**WHAT TO PRODUCE**
Transcribe the listing in full, excluding any pictures.

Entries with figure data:
· · · ·

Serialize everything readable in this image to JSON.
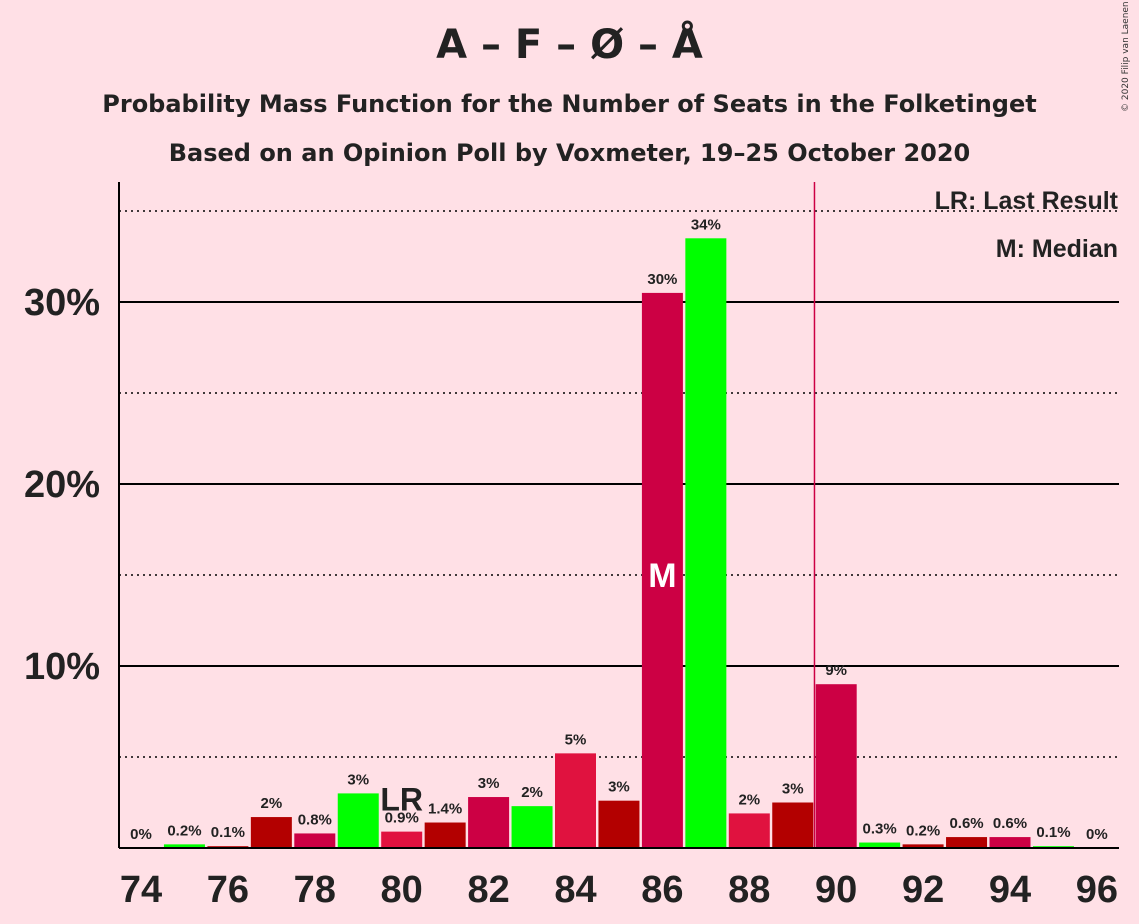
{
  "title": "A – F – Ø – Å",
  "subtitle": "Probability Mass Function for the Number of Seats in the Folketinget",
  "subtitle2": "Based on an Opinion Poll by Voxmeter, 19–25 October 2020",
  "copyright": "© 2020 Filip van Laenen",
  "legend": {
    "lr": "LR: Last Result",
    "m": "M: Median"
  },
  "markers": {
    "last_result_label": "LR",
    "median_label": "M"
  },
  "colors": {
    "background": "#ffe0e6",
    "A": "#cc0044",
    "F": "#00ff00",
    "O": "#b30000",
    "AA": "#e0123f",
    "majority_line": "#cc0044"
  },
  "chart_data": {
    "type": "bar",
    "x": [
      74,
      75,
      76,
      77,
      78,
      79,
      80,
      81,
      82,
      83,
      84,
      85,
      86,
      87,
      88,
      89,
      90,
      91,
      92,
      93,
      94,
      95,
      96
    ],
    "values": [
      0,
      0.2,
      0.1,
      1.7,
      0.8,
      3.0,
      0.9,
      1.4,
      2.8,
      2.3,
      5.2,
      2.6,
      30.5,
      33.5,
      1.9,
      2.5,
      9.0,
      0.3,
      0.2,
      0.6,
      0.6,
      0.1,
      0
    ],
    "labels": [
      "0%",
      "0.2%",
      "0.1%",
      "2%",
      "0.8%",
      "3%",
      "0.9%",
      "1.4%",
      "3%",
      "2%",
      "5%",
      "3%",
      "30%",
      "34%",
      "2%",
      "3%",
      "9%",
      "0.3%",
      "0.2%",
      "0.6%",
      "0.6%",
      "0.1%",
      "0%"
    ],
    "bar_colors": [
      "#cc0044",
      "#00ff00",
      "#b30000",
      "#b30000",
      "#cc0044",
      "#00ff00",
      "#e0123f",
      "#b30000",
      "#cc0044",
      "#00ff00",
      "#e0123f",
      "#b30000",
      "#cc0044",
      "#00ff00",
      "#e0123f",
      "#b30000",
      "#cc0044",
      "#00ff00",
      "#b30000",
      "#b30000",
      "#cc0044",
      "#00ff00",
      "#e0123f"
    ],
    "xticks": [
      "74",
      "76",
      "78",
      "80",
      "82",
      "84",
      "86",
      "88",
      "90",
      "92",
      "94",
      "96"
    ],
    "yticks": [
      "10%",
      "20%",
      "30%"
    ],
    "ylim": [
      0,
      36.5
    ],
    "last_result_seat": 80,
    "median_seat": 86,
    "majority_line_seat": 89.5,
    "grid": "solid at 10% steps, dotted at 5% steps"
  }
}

· · · ·

**SOLUTION FOR THIS PROBLEM**
Serialize everything readable in this image to JSON.
{
  "title": "A – F – Ø – Å",
  "subtitle": "Probability Mass Function for the Number of Seats in the Folketinget",
  "subtitle2": "Based on an Opinion Poll by Voxmeter, 19–25 October 2020",
  "copyright": "© 2020 Filip van Laenen",
  "legend": {
    "lr": "LR: Last Result",
    "m": "M: Median"
  },
  "markers": {
    "last_result_label": "LR",
    "median_label": "M"
  },
  "colors": {
    "background": "#ffe0e6",
    "A": "#cc0044",
    "F": "#00ff00",
    "O": "#b30000",
    "AA": "#e0123f",
    "majority_line": "#cc0044"
  },
  "chart_data": {
    "type": "bar",
    "x": [
      74,
      75,
      76,
      77,
      78,
      79,
      80,
      81,
      82,
      83,
      84,
      85,
      86,
      87,
      88,
      89,
      90,
      91,
      92,
      93,
      94,
      95,
      96
    ],
    "values": [
      0,
      0.2,
      0.1,
      1.7,
      0.8,
      3.0,
      0.9,
      1.4,
      2.8,
      2.3,
      5.2,
      2.6,
      30.5,
      33.5,
      1.9,
      2.5,
      9.0,
      0.3,
      0.2,
      0.6,
      0.6,
      0.1,
      0
    ],
    "labels": [
      "0%",
      "0.2%",
      "0.1%",
      "2%",
      "0.8%",
      "3%",
      "0.9%",
      "1.4%",
      "3%",
      "2%",
      "5%",
      "3%",
      "30%",
      "34%",
      "2%",
      "3%",
      "9%",
      "0.3%",
      "0.2%",
      "0.6%",
      "0.6%",
      "0.1%",
      "0%"
    ],
    "bar_colors": [
      "#cc0044",
      "#00ff00",
      "#b30000",
      "#b30000",
      "#cc0044",
      "#00ff00",
      "#e0123f",
      "#b30000",
      "#cc0044",
      "#00ff00",
      "#e0123f",
      "#b30000",
      "#cc0044",
      "#00ff00",
      "#e0123f",
      "#b30000",
      "#cc0044",
      "#00ff00",
      "#b30000",
      "#b30000",
      "#cc0044",
      "#00ff00",
      "#e0123f"
    ],
    "xticks": [
      "74",
      "76",
      "78",
      "80",
      "82",
      "84",
      "86",
      "88",
      "90",
      "92",
      "94",
      "96"
    ],
    "yticks": [
      "10%",
      "20%",
      "30%"
    ],
    "ylim": [
      0,
      36.5
    ],
    "last_result_seat": 80,
    "median_seat": 86,
    "majority_line_seat": 89.5,
    "grid": "solid at 10% steps, dotted at 5% steps"
  }
}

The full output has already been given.